━━ Record excerpts

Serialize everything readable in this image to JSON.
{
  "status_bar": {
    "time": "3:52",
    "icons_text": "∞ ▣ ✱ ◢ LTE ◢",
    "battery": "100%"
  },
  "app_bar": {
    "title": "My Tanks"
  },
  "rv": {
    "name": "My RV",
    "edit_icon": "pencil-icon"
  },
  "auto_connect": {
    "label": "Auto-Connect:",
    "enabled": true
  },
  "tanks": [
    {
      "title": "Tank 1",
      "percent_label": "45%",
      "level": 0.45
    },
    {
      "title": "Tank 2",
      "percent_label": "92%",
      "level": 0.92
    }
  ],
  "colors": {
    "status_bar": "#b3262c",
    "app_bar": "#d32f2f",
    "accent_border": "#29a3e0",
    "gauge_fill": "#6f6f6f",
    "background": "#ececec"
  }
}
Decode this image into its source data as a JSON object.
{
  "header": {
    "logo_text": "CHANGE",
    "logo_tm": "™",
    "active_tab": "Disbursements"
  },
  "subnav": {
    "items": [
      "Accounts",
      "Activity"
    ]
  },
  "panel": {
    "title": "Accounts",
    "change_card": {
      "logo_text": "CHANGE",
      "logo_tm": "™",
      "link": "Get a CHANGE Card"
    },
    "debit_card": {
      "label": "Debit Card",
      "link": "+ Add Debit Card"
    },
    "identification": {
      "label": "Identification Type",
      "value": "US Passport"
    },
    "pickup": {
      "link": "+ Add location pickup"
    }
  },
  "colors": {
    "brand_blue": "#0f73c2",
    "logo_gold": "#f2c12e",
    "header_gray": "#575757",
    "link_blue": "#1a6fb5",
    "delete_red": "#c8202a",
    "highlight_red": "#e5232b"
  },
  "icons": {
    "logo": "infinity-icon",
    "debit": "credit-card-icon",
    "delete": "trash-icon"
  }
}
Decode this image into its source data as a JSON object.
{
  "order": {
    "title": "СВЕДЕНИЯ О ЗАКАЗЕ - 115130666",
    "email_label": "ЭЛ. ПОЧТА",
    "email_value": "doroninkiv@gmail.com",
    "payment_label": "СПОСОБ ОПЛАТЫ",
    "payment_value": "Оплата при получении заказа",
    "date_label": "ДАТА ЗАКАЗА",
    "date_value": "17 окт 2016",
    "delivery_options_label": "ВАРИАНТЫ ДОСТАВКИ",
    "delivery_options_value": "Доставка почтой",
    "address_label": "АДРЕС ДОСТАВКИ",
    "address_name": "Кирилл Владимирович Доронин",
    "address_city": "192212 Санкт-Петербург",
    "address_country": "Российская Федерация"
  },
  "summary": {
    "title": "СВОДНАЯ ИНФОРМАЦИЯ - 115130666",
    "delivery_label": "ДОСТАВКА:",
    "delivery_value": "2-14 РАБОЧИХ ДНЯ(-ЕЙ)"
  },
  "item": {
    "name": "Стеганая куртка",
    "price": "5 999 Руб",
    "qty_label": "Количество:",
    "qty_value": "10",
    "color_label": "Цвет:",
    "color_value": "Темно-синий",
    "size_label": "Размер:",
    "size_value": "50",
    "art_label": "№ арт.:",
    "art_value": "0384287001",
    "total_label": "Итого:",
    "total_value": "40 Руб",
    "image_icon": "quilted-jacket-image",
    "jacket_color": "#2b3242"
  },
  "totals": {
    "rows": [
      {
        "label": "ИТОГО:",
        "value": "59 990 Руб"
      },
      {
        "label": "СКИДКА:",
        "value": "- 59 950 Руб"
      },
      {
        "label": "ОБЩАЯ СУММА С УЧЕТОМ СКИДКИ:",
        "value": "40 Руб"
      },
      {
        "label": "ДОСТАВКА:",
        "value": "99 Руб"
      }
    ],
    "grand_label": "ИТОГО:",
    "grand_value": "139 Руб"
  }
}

━━━━

### Problem description
Your task is to repeat every line exactly.

### Correct response
Serialize everything readable in this image to JSON.
{
  "status_bar": {
    "time": "3:52",
    "icons_text": "∞ ▣ ✱ ◢ LTE ◢",
    "battery": "100%"
  },
  "app_bar": {
    "title": "My Tanks"
  },
  "rv": {
    "name": "My RV",
    "edit_icon": "pencil-icon"
  },
  "auto_connect": {
    "label": "Auto-Connect:",
    "enabled": true
  },
  "tanks": [
    {
      "title": "Tank 1",
      "percent_label": "45%",
      "level": 0.45
    },
    {
      "title": "Tank 2",
      "percent_label": "92%",
      "level": 0.92
    }
  ],
  "colors": {
    "status_bar": "#b3262c",
    "app_bar": "#d32f2f",
    "accent_border": "#29a3e0",
    "gauge_fill": "#6f6f6f",
    "background": "#ececec"
  }
}
Decode this image into its source data as a JSON object.
{
  "header": {
    "logo_text": "CHANGE",
    "logo_tm": "™",
    "active_tab": "Disbursements"
  },
  "subnav": {
    "items": [
      "Accounts",
      "Activity"
    ]
  },
  "panel": {
    "title": "Accounts",
    "change_card": {
      "logo_text": "CHANGE",
      "logo_tm": "™",
      "link": "Get a CHANGE Card"
    },
    "debit_card": {
      "label": "Debit Card",
      "link": "+ Add Debit Card"
    },
    "identification": {
      "label": "Identification Type",
      "value": "US Passport"
    },
    "pickup": {
      "link": "+ Add location pickup"
    }
  },
  "colors": {
    "brand_blue": "#0f73c2",
    "logo_gold": "#f2c12e",
    "header_gray": "#575757",
    "link_blue": "#1a6fb5",
    "delete_red": "#c8202a",
    "highlight_red": "#e5232b"
  },
  "icons": {
    "logo": "infinity-icon",
    "debit": "credit-card-icon",
    "delete": "trash-icon"
  }
}
Decode this image into its source data as a JSON object.
{
  "order": {
    "title": "СВЕДЕНИЯ О ЗАКАЗЕ - 115130666",
    "email_label": "ЭЛ. ПОЧТА",
    "email_value": "doroninkiv@gmail.com",
    "payment_label": "СПОСОБ ОПЛАТЫ",
    "payment_value": "Оплата при получении заказа",
    "date_label": "ДАТА ЗАКАЗА",
    "date_value": "17 окт 2016",
    "delivery_options_label": "ВАРИАНТЫ ДОСТАВКИ",
    "delivery_options_value": "Доставка почтой",
    "address_label": "АДРЕС ДОСТАВКИ",
    "address_name": "Кирилл Владимирович Доронин",
    "address_city": "192212 Санкт-Петербург",
    "address_country": "Российская Федерация"
  },
  "summary": {
    "title": "СВОДНАЯ ИНФОРМАЦИЯ - 115130666",
    "delivery_label": "ДОСТАВКА:",
    "delivery_value": "2-14 РАБОЧИХ ДНЯ(-ЕЙ)"
  },
  "item": {
    "name": "Стеганая куртка",
    "price": "5 999 Руб",
    "qty_label": "Количество:",
    "qty_value": "10",
    "color_label": "Цвет:",
    "color_value": "Темно-синий",
    "size_label": "Размер:",
    "size_value": "50",
    "art_label": "№ арт.:",
    "art_value": "0384287001",
    "total_label": "Итого:",
    "total_value": "40 Руб",
    "image_icon": "quilted-jacket-image",
    "jacket_color": "#2b3242"
  },
  "totals": {
    "rows": [
      {
        "label": "ИТОГО:",
        "value": "59 990 Руб"
      },
      {
        "label": "СКИДКА:",
        "value": "- 59 950 Руб"
      },
      {
        "label": "ОБЩАЯ СУММА С УЧЕТОМ СКИДКИ:",
        "value": "40 Руб"
      },
      {
        "label": "ДОСТАВКА:",
        "value": "99 Руб"
      }
    ],
    "grand_label": "ИТОГО:",
    "grand_value": "139 Руб"
  }
}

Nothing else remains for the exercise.